◆ Work to be completed: From the listing below, select every line where the word "Business" appears.

◆ Records:
▬▬▬▬▬▬

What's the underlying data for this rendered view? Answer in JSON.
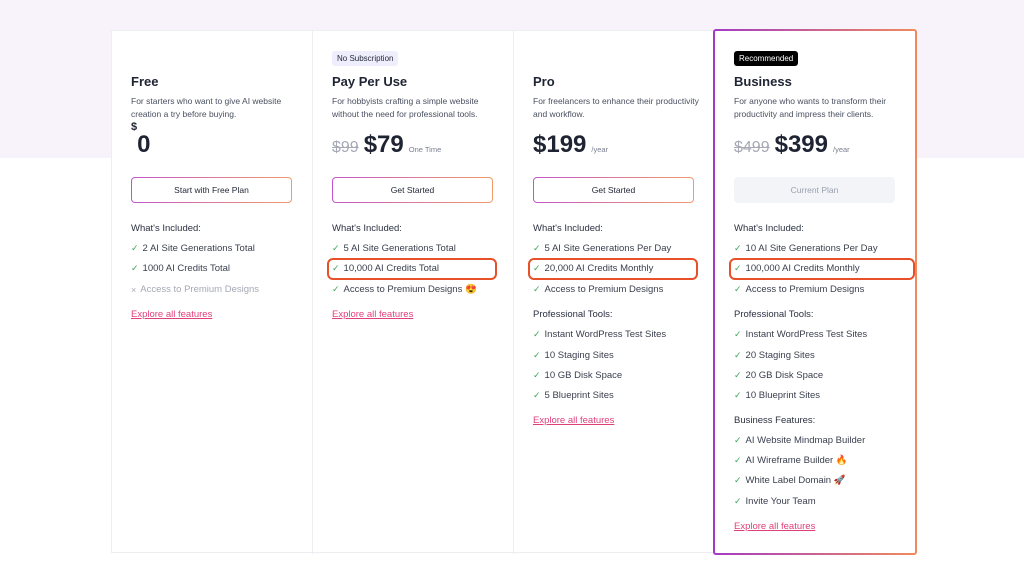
{
  "colors": {
    "accent_link": "#e0407a",
    "highlight": "#e8502a",
    "check": "#3ea65a"
  },
  "plans": [
    {
      "name": "Free",
      "description": "For starters who want to give AI website creation a try before buying.",
      "currency": "$",
      "price": "0",
      "button": "Start with Free Plan",
      "included_heading": "What's Included:",
      "included": [
        {
          "text": "2 AI Site Generations Total",
          "icon": "check-icon"
        },
        {
          "text": "1000 AI Credits Total",
          "icon": "check-icon"
        },
        {
          "text": "Access to Premium Designs",
          "icon": "x-icon"
        }
      ],
      "link": "Explore all features"
    },
    {
      "name": "Pay Per Use",
      "badge": "No Subscription",
      "description": "For hobbyists crafting a simple website without the need for professional tools.",
      "old_price": "$99",
      "price": "$79",
      "period": "One Time",
      "button": "Get Started",
      "included_heading": "What's Included:",
      "included": [
        {
          "text": "5 AI Site Generations Total"
        },
        {
          "text": "10,000 AI Credits Total",
          "highlighted": true
        },
        {
          "text": "Access to Premium Designs 😍"
        }
      ],
      "link": "Explore all features"
    },
    {
      "name": "Pro",
      "description": "For freelancers to enhance their productivity and workflow.",
      "price": "$199",
      "period": "/year",
      "button": "Get Started",
      "included_heading": "What's Included:",
      "included": [
        {
          "text": "5 AI Site Generations Per Day"
        },
        {
          "text": "20,000 AI Credits Monthly",
          "highlighted": true
        },
        {
          "text": "Access to Premium Designs"
        }
      ],
      "pro_heading": "Professional Tools:",
      "pro": [
        "Instant WordPress Test Sites",
        "10 Staging Sites",
        "10 GB Disk Space",
        "5 Blueprint Sites"
      ],
      "link": "Explore all features"
    },
    {
      "name": "Business",
      "badge": "Recommended",
      "description": "For anyone who wants to transform their productivity and impress their clients.",
      "old_price": "$499",
      "price": "$399",
      "period": "/year",
      "button": "Current Plan",
      "included_heading": "What's Included:",
      "included": [
        {
          "text": "10 AI Site Generations Per Day"
        },
        {
          "text": "100,000 AI Credits Monthly",
          "highlighted": true
        },
        {
          "text": "Access to Premium Designs"
        }
      ],
      "pro_heading": "Professional Tools:",
      "pro": [
        "Instant WordPress Test Sites",
        "20 Staging Sites",
        "20 GB Disk Space",
        "10 Blueprint Sites"
      ],
      "biz_heading": "Business Features:",
      "biz": [
        "AI Website Mindmap Builder",
        "AI Wireframe Builder 🔥",
        "White Label Domain 🚀",
        "Invite Your Team"
      ],
      "link": "Explore all features"
    }
  ]
}
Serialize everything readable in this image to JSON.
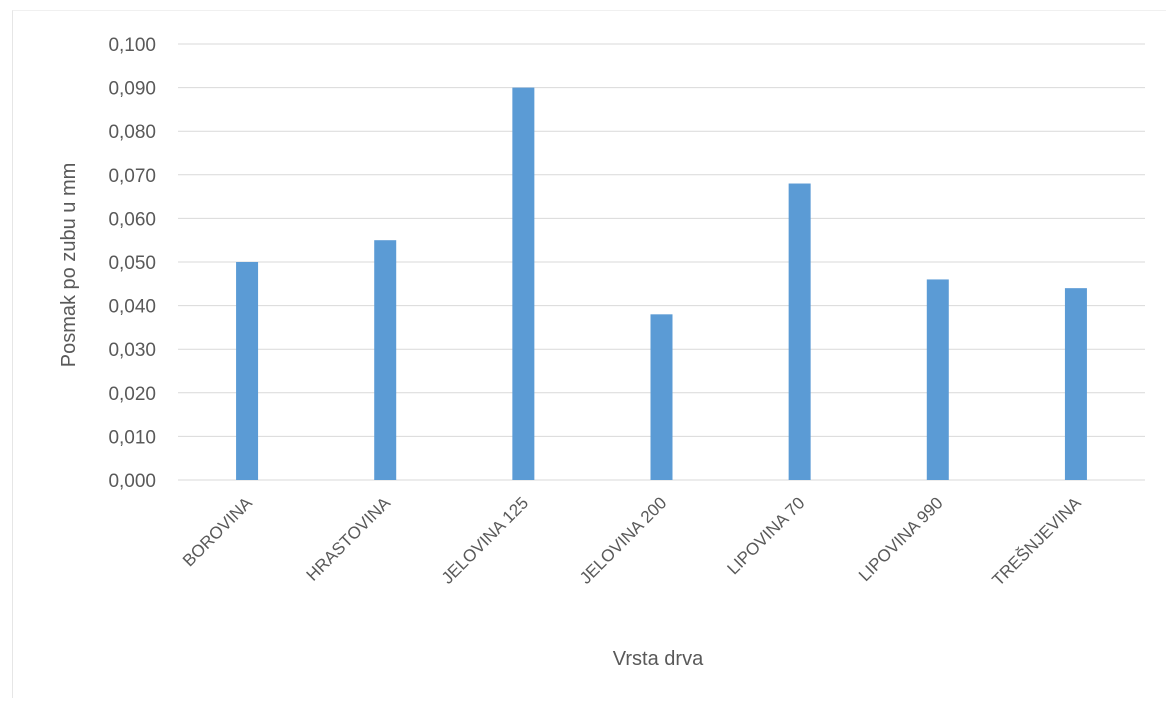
{
  "chart_data": {
    "type": "bar",
    "title": "",
    "xlabel": "Vrsta drva",
    "ylabel": "Posmak po zubu u mm",
    "categories": [
      "BOROVINA",
      "HRASTOVINA",
      "JELOVINA 125",
      "JELOVINA 200",
      "LIPOVINA 70",
      "LIPOVINA 990",
      "TREŠNJEVINA"
    ],
    "values": [
      0.05,
      0.055,
      0.09,
      0.038,
      0.068,
      0.046,
      0.044
    ],
    "ylim": [
      0,
      0.1
    ],
    "yticks": [
      "0,000",
      "0,010",
      "0,020",
      "0,030",
      "0,040",
      "0,050",
      "0,060",
      "0,070",
      "0,080",
      "0,090",
      "0,100"
    ],
    "grid": true,
    "legend": "none",
    "bar_color": "#5b9bd5",
    "grid_color": "#d9d9d9"
  }
}
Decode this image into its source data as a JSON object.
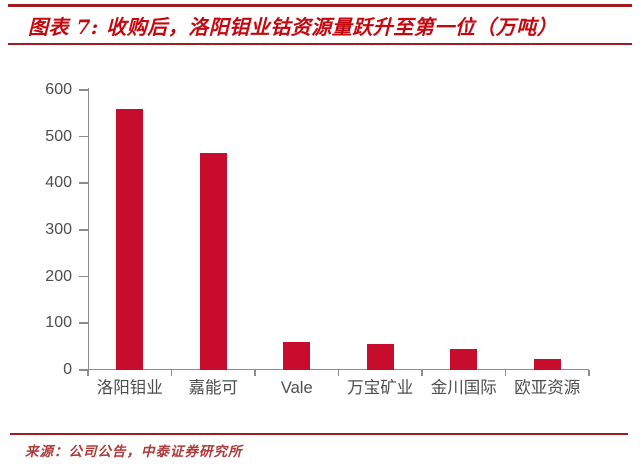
{
  "header": {
    "title": "图表 7: 收购后，洛阳钼业钴资源量跃升至第一位（万吨）"
  },
  "footer": {
    "source": "来源：公司公告，中泰证券研究所"
  },
  "colors": {
    "bar": "#C80C2E",
    "title_red": "#C40810",
    "rule_red": "#A01C20",
    "axis_line": "#8C8C8C",
    "axis_text": "#4D4D4D",
    "source_red": "#AC3B3B"
  },
  "chart_data": {
    "type": "bar",
    "title": "收购后，洛阳钼业钴资源量跃升至第一位（万吨）",
    "categories": [
      "洛阳钼业",
      "嘉能可",
      "Vale",
      "万宝矿业",
      "金川国际",
      "欧亚资源"
    ],
    "values": [
      560,
      465,
      60,
      55,
      45,
      23
    ],
    "xlabel": "",
    "ylabel": "",
    "unit": "万吨",
    "ylim": [
      0,
      600
    ],
    "yticks": [
      0,
      100,
      200,
      300,
      400,
      500,
      600
    ],
    "grid": false,
    "legend": null,
    "bar_color": "#C80C2E"
  }
}
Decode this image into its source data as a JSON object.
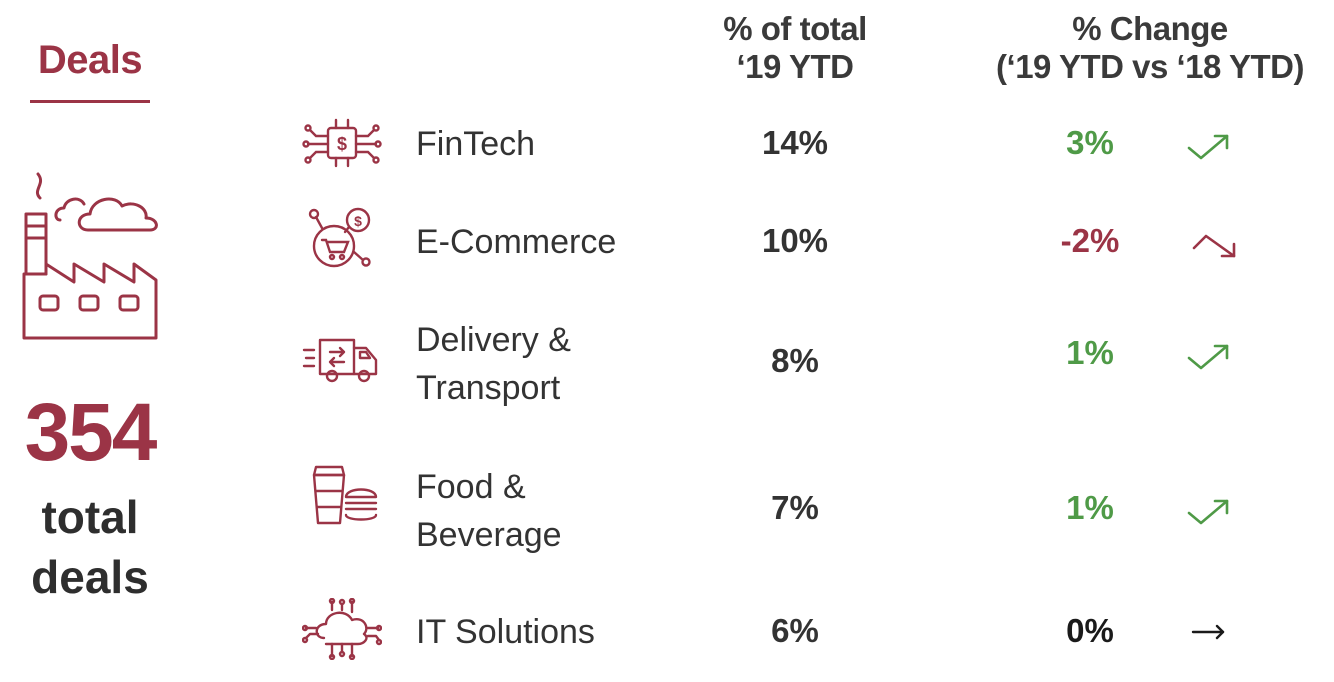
{
  "header": {
    "title": "Deals",
    "col_pct_line1": "% of total",
    "col_pct_line2": "‘19 YTD",
    "col_change_line1": "% Change",
    "col_change_line2": "(‘19 YTD vs ‘18 YTD)"
  },
  "summary": {
    "total_number": "354",
    "total_label_line1": "total",
    "total_label_line2": "deals",
    "icon": "factory-icon"
  },
  "rows": [
    {
      "label_line1": "FinTech",
      "label_line2": "",
      "pct": "14%",
      "change": "3%",
      "trend": "up",
      "icon": "fintech-chip-icon"
    },
    {
      "label_line1": "E-Commerce",
      "label_line2": "",
      "pct": "10%",
      "change": "-2%",
      "trend": "down",
      "icon": "ecommerce-cart-icon"
    },
    {
      "label_line1": "Delivery &",
      "label_line2": "Transport",
      "pct": "8%",
      "change": "1%",
      "trend": "up",
      "icon": "delivery-truck-icon"
    },
    {
      "label_line1": "Food &",
      "label_line2": "Beverage",
      "pct": "7%",
      "change": "1%",
      "trend": "up",
      "icon": "food-drink-burger-icon"
    },
    {
      "label_line1": "IT Solutions",
      "label_line2": "",
      "pct": "6%",
      "change": "0%",
      "trend": "flat",
      "icon": "cloud-circuit-icon"
    }
  ],
  "colors": {
    "accent": "#9b3446",
    "positive": "#4f9a47",
    "negative": "#9b3446",
    "neutral": "#1a1a1a",
    "text": "#333333"
  }
}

▬▬▬▬▬▬

◆ Exercise result:
      "name": "Business",
      "biz_heading": "Business Features:",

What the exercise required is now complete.